======== TEXTE FOURNI

Il semblerait que notre façon de nous exprimer trahisse notre niveau de stress physique même si nous ne le ressentons pas psychologiquement.
Mais si nous ne nous sentons pas stressé, à quoi bon relever nos tics de langage ? Et bien, tout simplement parce qu’un stress physique, surtout s’il est permanent, possède des effets délétères sur notre santé et nous rend plus vulnérable autant aux petits bobos du quotidien qu’aux plus grosses pathologies. En repérer les signes extérieurs est donc un bon calcul.
Des chercheurs américains nous éclairent sur ce sujet.
La génomique sociale ou quand notre environnement influence nos gènes
La recherche sur la génomique sociale est un domaine de la génomique qui étudie comment les facteurs et processus sociaux influencent notre patrimoine génétique. Les scientifiques de cette spécialité ont depuis longtemps identifié ce que l’on appelle en anglais « Conserved transcriptional response to adversity (CTRA) ». Concrètement cela signifie que notre organisme, en cas de « coups durs » ou de vie rude, va favoriser l’expression de certains gènes ayant un impact négatif. La plupart des thérapies psychologiques s’appuient d’ailleurs là-dessus et tentent de réduire l’expression de ces gènes.1
De nombreuses études sont régulièrement menées sur le sujet et l’une d’entre elle nous a récemment interpellée.
Quand notre langage révèle notre niveau de stress physique
Des chercheurs de l’Université de Californie 2 ont récemment mis en évidence que notre façon de parler au quotidien révèlerait bien mieux notre niveau de stress physique et notre vulnérabilité aux maladies que ce que nous ressentons.
Les niveaux de stress ressentis consciemment sont médiés par notre neocortex. Or, la détection physique d’un stress, le plus souvent externe, passe par un système plus basique et automatique de régulation du système nerveux dont l’expression des gènes CTRA est un marqueur fiable.

================
======== CONTENU DES DONNÉES

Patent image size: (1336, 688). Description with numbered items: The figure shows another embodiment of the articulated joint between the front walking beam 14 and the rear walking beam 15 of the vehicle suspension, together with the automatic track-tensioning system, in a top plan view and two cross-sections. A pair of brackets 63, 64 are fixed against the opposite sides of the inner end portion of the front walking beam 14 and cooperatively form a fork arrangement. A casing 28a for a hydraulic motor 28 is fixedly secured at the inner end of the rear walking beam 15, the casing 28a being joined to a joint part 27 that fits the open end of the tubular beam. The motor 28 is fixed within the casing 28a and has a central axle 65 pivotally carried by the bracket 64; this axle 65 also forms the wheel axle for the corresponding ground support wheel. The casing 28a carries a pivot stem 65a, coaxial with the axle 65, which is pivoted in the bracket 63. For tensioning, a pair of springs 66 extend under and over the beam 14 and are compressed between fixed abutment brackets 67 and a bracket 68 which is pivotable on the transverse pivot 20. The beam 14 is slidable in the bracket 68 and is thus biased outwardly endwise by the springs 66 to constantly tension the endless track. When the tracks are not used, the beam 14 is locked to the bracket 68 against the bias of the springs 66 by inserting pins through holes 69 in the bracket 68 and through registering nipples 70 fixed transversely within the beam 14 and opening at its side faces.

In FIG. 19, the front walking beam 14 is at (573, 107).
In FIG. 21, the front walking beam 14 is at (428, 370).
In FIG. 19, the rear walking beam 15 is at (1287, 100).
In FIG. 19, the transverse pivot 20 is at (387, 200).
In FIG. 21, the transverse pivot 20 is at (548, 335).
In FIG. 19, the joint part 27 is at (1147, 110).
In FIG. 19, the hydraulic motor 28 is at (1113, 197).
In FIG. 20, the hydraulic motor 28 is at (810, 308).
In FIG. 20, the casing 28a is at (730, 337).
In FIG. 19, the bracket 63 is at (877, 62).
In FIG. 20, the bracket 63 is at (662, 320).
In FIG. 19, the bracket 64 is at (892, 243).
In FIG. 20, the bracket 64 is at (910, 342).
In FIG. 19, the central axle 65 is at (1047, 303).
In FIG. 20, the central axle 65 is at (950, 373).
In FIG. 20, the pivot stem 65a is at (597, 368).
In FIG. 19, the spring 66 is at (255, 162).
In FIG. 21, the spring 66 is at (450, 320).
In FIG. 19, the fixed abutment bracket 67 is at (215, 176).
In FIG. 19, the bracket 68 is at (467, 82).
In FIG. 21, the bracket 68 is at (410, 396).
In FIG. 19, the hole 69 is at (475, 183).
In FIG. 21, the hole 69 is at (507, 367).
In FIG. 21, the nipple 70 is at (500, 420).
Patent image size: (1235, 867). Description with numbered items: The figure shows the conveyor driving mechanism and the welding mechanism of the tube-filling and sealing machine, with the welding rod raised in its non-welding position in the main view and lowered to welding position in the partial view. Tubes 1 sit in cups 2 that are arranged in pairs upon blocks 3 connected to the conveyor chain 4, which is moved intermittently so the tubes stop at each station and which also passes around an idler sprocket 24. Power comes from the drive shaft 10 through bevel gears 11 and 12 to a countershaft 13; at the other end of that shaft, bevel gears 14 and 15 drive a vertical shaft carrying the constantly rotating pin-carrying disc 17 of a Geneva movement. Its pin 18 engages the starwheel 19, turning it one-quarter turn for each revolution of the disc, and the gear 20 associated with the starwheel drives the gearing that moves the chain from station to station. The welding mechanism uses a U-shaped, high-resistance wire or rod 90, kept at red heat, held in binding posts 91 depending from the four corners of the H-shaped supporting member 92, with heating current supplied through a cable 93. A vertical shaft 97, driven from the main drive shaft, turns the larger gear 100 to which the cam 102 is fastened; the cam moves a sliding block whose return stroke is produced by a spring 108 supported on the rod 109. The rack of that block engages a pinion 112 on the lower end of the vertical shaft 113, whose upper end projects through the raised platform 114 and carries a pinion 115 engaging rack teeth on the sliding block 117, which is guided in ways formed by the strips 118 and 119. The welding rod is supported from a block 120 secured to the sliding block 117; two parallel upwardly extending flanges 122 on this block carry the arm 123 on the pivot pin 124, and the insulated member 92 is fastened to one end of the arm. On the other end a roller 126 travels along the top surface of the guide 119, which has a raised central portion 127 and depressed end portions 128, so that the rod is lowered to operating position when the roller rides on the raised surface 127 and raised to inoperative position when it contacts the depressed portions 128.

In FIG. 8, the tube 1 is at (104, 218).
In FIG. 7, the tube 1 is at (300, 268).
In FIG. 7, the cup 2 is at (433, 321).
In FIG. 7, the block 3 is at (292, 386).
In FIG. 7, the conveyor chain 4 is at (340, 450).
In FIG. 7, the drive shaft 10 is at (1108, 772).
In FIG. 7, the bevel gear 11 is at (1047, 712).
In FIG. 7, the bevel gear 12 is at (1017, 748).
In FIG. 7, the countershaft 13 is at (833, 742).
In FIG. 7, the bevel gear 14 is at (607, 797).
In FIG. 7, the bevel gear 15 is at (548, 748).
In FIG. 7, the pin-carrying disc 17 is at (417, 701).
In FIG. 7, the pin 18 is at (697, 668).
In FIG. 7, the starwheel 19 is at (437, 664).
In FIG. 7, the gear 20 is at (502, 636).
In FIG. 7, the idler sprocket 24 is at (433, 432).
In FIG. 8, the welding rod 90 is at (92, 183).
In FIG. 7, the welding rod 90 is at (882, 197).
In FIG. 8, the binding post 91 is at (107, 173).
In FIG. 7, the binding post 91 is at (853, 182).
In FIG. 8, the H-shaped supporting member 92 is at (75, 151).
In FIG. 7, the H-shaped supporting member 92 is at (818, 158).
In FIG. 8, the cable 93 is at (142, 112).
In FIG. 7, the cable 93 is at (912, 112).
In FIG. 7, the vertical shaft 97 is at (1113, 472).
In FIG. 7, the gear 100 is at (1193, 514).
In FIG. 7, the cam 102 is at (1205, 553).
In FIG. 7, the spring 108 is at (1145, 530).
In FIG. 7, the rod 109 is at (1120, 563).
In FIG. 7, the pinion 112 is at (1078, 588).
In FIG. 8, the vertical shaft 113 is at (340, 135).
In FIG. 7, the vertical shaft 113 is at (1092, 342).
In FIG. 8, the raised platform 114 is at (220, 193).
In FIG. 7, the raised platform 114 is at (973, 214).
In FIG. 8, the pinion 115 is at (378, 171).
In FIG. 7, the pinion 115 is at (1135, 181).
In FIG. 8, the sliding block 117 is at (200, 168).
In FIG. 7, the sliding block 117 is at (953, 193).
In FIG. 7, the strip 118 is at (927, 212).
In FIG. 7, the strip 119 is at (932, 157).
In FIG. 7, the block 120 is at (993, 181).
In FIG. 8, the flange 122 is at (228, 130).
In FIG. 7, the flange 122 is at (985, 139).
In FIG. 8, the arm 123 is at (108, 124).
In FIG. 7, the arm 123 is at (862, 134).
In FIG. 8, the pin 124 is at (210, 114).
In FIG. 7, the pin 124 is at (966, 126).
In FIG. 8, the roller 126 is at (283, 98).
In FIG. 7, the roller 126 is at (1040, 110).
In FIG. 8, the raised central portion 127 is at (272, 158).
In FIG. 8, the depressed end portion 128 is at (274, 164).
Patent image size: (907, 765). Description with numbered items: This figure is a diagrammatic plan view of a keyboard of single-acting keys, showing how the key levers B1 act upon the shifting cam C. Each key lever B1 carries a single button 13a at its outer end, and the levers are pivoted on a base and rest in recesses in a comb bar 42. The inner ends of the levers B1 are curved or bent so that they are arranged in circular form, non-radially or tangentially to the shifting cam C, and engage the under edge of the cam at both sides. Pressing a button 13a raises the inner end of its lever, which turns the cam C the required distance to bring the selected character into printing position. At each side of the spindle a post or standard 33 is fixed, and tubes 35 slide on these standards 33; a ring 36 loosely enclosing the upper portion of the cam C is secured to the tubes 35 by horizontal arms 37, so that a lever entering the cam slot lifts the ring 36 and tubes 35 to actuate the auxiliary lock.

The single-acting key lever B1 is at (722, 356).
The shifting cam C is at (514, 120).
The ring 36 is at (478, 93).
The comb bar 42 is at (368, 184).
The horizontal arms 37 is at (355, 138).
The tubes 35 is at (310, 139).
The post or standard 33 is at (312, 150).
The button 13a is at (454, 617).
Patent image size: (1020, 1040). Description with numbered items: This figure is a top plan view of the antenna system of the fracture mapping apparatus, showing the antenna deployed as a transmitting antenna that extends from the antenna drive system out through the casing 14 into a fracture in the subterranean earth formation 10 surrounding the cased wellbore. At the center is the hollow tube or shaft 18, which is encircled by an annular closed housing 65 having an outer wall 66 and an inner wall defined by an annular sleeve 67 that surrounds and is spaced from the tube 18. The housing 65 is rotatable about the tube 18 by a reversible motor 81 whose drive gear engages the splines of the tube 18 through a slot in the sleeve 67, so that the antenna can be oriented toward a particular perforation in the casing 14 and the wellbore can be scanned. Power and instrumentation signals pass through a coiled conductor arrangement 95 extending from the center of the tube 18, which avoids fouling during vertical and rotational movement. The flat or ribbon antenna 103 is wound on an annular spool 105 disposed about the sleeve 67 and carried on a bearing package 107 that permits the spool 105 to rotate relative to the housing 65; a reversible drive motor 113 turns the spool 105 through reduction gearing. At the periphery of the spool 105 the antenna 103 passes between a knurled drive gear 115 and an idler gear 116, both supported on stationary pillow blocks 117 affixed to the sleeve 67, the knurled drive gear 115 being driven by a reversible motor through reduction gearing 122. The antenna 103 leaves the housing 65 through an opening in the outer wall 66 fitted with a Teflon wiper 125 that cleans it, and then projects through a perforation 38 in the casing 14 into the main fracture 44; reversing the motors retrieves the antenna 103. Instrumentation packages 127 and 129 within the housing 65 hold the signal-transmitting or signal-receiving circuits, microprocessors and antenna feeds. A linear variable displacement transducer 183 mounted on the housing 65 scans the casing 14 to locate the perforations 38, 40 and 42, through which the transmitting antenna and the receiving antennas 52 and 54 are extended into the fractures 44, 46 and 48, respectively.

================

▸ CONSIGNES DE TRAVAIL
(1) Indiquez si chacune des affirmations ci-dessous concorde avec le texte sur le stress et le langage, en répondant par oui ou par non et en citant mot pour mot les termes du texte qui tranchent.
(a) Les chercheurs dont les travaux sont présentés appartiennent à l'Université de Californie.
(b) Les niveaux de stress ressentis consciemment passent par un système automatique de régulation du système nerveux.
(c) La plupart des thérapies psychologiques cherchent à augmenter l'expression des gènes CTRA.
(2) Recopiez le passage du texte sur le stress et le langage qui va de « Mais si nous » à « sur ce sujet. », ces deux bornes comprises.

▸ CORRIGÉ DES EXERCICES
(1)
(a) Oui : « Des chercheurs de l’Université de Californie ».
(b) Non : « Les niveaux de stress ressentis consciemment sont médiés par notre neocortex. »
(c) Non : « tentent de réduire l’expression de ces gènes ».

(2)
Mais si nous ne nous sentons pas stressé, à quoi bon relever nos tics de langage ? Et bien, tout simplement parce qu’un stress physique, surtout s’il est permanent, possède des effets délétères sur notre santé et nous rend plus vulnérable autant aux petits bobos du quotidien qu’aux plus grosses pathologies. En repérer les signes extérieurs est donc un bon calcul.
Des chercheurs américains nous éclairent sur ce sujet.